*What is being asked*: Scan the data beneath this task and copy each line that includes "date".

*Extracted records*:
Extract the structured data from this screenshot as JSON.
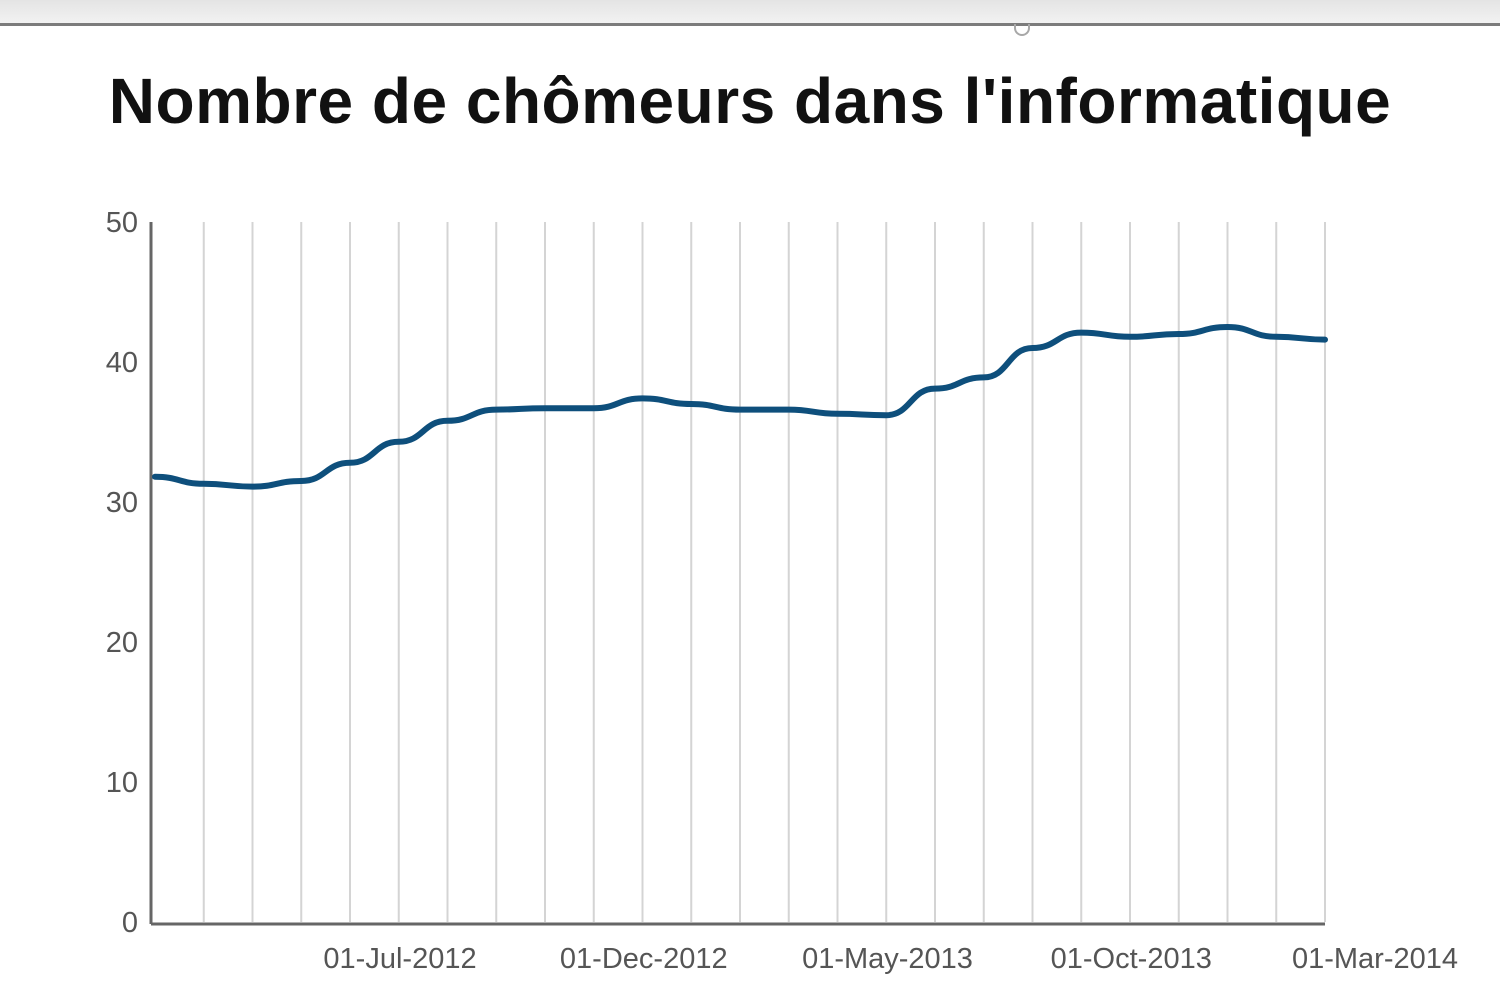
{
  "chart_data": {
    "type": "line",
    "title": "Nombre de chômeurs dans l'informatique",
    "xlabel": "",
    "ylabel": "",
    "ylim": [
      0,
      50
    ],
    "y_ticks": [
      "0",
      "10",
      "20",
      "30",
      "40",
      "50"
    ],
    "x": [
      "2012-03-01",
      "2012-04-01",
      "2012-05-01",
      "2012-06-01",
      "2012-07-01",
      "2012-08-01",
      "2012-09-01",
      "2012-10-01",
      "2012-11-01",
      "2012-12-01",
      "2013-01-01",
      "2013-02-01",
      "2013-03-01",
      "2013-04-01",
      "2013-05-01",
      "2013-06-01",
      "2013-07-01",
      "2013-08-01",
      "2013-09-01",
      "2013-10-01",
      "2013-11-01",
      "2013-12-01",
      "2014-01-01",
      "2014-02-01",
      "2014-03-01"
    ],
    "x_tick_labels": [
      {
        "date": "2012-07-01",
        "label": "01-Jul-2012"
      },
      {
        "date": "2012-12-01",
        "label": "01-Dec-2012"
      },
      {
        "date": "2013-05-01",
        "label": "01-May-2013"
      },
      {
        "date": "2013-10-01",
        "label": "01-Oct-2013"
      },
      {
        "date": "2014-03-01",
        "label": "01-Mar-2014"
      }
    ],
    "series": [
      {
        "values": [
          31.8,
          31.3,
          31.1,
          31.5,
          32.8,
          34.3,
          35.8,
          36.6,
          36.7,
          36.7,
          37.4,
          37.0,
          36.6,
          36.6,
          36.3,
          36.2,
          38.1,
          38.9,
          41.0,
          42.1,
          41.8,
          42.0,
          42.5,
          41.8,
          41.6
        ],
        "color": "#0e4f7c"
      }
    ],
    "grid": {
      "vertical": true,
      "horizontal": false
    },
    "legend": "none"
  }
}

*Correct answer*:
        "date": "2012-07-01",
        "date": "2012-12-01",
        "date": "2013-05-01",
        "date": "2013-10-01",
        "date": "2014-03-01",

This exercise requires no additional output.